TEXTE FOURNI:
------------------------------------------------------------------------

Évolution du phénomène migratoire
Par contre, ce qui inquiète aussi bien la police que la gendarmerie c’est cette « évolution du phénomène migratoire de ressortissants étrangers et sa connexion avérée avec les autres formes d’activités criminelles organisées (escroquerie, trafic de drogue, particulièrement celles dures, réseaux de faux documents, mise en circulation de fausses monnaies, ainsi que la prostitution) constitue une réelle menace pour l’ordre et la sécurité publics (…) ».
Le colonel Zeghida estime que « l’analyse de la situation fait ressortir que la menace de ce phénomène de la migration sur l’Algérie va à l’avenir s’accentuer davantage au regard de la transformation progressive du pays en un lieu de fixation pour les immigrants irréguliers en raison de la crise financière et économique mondiale qui a généré une crise dans l’emploi en Europe ».

------------------------------------------------------------------------

CONSIGNE 1:
Répondez aux questions sur le texte consacré au phénomène migratoire.
(a) Quelles deux institutions s'inquiètent de l'évolution du phénomène migratoire ?
(b) Selon le colonel Zeghida, en quoi le pays se transforme-t-il progressivement ?
(c) Quelle crise a généré une crise dans l'emploi en Europe ?
CONSIGNE 2: Relevez toutes les formes d'activités criminelles organisées que le texte sur le phénomène migratoire associe à ce phénomène.
Les lignes forment un matériau distinct du texte fourni.

LISTE DES DONNÉES:
------------------------------------------------------------------------

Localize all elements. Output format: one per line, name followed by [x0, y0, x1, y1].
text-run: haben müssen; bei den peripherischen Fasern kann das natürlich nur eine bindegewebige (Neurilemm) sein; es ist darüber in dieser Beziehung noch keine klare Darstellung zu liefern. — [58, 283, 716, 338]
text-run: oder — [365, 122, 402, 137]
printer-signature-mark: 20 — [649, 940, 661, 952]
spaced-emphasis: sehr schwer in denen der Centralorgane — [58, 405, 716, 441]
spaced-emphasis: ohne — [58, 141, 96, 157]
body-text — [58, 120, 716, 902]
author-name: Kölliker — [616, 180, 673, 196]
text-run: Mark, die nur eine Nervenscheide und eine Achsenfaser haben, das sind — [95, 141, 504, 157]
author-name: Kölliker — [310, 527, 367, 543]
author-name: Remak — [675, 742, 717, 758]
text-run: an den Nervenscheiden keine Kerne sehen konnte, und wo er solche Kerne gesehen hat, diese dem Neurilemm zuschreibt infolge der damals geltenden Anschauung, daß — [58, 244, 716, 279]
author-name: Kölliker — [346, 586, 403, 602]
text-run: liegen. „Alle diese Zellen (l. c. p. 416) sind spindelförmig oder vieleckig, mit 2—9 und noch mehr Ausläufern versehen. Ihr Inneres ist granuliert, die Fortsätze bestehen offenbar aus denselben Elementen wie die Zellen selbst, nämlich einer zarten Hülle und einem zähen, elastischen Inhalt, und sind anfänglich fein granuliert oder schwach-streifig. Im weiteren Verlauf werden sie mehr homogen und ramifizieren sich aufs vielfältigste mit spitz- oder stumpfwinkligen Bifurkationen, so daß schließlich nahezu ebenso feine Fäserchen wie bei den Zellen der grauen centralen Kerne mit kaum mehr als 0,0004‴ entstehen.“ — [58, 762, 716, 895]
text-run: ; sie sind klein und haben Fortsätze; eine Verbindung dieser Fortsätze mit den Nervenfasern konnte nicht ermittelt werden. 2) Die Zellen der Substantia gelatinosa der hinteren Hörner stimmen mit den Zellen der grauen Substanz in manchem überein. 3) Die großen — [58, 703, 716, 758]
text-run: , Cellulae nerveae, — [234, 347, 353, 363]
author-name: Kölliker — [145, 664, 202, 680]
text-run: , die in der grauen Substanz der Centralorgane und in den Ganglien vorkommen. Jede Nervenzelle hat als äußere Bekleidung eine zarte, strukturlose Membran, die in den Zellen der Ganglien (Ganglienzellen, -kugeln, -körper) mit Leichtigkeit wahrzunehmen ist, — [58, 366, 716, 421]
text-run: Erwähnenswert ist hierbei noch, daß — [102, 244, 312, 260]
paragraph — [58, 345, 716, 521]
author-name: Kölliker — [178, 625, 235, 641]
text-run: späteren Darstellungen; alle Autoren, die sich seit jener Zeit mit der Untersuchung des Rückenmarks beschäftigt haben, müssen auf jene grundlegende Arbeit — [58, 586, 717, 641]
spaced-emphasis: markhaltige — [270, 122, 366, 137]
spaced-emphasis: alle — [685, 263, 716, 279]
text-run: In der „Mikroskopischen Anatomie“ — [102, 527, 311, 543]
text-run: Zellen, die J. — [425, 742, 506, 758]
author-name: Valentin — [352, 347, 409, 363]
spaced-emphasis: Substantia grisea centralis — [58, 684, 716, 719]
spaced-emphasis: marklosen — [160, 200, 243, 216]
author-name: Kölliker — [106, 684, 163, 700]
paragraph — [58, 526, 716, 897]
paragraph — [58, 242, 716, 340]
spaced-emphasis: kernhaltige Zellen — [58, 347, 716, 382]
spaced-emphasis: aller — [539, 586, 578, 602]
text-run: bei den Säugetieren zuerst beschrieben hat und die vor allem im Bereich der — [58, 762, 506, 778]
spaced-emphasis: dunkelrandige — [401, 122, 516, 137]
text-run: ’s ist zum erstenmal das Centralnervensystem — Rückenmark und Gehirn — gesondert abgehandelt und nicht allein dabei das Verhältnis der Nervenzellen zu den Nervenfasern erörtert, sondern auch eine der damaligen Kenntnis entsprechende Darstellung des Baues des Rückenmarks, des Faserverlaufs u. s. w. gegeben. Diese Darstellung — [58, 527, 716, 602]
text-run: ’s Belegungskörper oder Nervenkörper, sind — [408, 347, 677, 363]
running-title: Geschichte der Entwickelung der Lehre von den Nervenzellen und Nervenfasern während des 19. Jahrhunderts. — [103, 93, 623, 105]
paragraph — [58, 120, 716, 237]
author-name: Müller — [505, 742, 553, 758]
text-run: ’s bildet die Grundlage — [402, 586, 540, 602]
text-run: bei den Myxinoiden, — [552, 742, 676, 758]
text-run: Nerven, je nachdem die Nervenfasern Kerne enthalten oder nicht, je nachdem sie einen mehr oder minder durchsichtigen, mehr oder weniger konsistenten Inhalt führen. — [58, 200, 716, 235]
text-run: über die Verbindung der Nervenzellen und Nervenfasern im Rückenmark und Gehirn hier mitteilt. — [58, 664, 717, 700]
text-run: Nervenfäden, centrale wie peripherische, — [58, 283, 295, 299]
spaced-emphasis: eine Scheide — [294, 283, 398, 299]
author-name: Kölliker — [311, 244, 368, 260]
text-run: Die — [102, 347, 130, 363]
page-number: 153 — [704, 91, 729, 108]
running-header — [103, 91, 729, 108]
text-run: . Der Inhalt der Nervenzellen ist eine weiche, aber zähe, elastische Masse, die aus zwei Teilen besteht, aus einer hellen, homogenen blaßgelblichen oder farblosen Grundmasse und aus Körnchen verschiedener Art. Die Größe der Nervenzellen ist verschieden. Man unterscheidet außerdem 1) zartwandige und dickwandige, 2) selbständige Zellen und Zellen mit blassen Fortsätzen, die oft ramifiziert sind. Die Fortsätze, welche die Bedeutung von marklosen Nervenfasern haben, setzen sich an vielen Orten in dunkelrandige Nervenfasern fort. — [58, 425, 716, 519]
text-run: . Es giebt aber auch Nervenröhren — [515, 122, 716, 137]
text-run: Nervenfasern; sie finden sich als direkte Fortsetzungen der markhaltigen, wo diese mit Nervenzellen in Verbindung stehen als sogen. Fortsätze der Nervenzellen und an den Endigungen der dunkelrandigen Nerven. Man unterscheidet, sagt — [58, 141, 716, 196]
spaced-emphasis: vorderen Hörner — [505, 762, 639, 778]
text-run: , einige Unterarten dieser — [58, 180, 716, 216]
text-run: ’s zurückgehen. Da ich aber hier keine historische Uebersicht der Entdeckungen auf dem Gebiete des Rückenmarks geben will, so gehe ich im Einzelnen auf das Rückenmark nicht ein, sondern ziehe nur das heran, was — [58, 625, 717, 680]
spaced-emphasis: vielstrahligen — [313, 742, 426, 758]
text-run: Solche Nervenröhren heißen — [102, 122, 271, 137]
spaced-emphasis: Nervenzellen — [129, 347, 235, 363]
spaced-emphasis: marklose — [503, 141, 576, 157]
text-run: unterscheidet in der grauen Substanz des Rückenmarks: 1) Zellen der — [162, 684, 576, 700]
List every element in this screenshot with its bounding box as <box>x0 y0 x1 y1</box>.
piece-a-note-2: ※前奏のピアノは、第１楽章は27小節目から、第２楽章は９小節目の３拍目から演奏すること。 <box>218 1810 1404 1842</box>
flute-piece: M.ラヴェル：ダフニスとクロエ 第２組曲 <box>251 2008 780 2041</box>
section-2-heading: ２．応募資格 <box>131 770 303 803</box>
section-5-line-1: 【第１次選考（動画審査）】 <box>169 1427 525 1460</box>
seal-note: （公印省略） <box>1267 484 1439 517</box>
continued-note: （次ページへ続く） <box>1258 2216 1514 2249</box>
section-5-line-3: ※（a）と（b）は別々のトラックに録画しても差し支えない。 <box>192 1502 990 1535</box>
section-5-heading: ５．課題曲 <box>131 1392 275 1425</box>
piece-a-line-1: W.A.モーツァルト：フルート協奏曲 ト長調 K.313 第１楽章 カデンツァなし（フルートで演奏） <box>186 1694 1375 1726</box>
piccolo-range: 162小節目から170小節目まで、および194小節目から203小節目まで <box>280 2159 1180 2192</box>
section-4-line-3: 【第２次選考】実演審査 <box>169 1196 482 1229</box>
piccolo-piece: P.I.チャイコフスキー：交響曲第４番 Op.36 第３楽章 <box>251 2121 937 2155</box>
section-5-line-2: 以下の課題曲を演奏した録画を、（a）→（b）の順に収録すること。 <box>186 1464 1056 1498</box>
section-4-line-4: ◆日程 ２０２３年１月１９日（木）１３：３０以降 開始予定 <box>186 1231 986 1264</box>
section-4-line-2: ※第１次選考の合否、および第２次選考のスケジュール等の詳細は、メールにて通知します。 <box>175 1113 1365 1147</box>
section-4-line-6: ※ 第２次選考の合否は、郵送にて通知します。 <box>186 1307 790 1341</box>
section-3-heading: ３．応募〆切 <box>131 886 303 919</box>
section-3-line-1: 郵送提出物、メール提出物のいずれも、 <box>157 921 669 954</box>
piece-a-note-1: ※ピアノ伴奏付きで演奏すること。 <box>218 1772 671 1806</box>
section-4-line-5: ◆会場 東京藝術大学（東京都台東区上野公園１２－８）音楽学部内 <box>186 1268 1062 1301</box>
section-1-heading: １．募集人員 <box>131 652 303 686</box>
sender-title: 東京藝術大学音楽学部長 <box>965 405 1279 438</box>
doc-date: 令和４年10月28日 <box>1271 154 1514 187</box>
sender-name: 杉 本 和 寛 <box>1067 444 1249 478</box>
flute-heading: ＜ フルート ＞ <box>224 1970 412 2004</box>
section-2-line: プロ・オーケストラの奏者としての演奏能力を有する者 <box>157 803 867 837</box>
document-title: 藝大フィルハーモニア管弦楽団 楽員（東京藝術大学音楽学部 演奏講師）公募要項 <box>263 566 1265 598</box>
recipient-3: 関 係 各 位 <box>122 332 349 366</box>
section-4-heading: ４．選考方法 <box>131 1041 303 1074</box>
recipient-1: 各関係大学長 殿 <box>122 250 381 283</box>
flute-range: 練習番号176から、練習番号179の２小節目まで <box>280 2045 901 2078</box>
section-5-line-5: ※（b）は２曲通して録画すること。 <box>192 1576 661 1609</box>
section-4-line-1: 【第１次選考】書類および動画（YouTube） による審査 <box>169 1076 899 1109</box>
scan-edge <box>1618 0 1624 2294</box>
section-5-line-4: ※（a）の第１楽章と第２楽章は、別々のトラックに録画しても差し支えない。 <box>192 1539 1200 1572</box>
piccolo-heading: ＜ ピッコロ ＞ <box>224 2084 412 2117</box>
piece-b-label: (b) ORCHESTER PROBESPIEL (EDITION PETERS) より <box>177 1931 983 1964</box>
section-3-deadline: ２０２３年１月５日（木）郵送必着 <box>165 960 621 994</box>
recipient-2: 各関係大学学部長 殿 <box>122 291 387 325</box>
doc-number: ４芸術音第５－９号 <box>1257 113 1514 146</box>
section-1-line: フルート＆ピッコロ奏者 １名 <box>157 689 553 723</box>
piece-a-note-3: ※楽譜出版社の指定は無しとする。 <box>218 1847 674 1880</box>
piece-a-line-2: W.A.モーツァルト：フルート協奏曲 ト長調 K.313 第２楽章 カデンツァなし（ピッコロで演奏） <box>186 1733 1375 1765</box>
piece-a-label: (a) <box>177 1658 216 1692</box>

------------------------------------------------------------------------

ZONE DE RÉPONSE 1:
(a) La police et la gendarmerie.
(b) En un lieu de fixation pour les immigrants irréguliers.
(c) La crise financière et économique mondiale.

ZONE DE RÉPONSE 2:
- L'escroquerie
- Le trafic de drogue, particulièrement celles dures
- Les réseaux de faux documents
- La mise en circulation de fausses monnaies
- La prostitution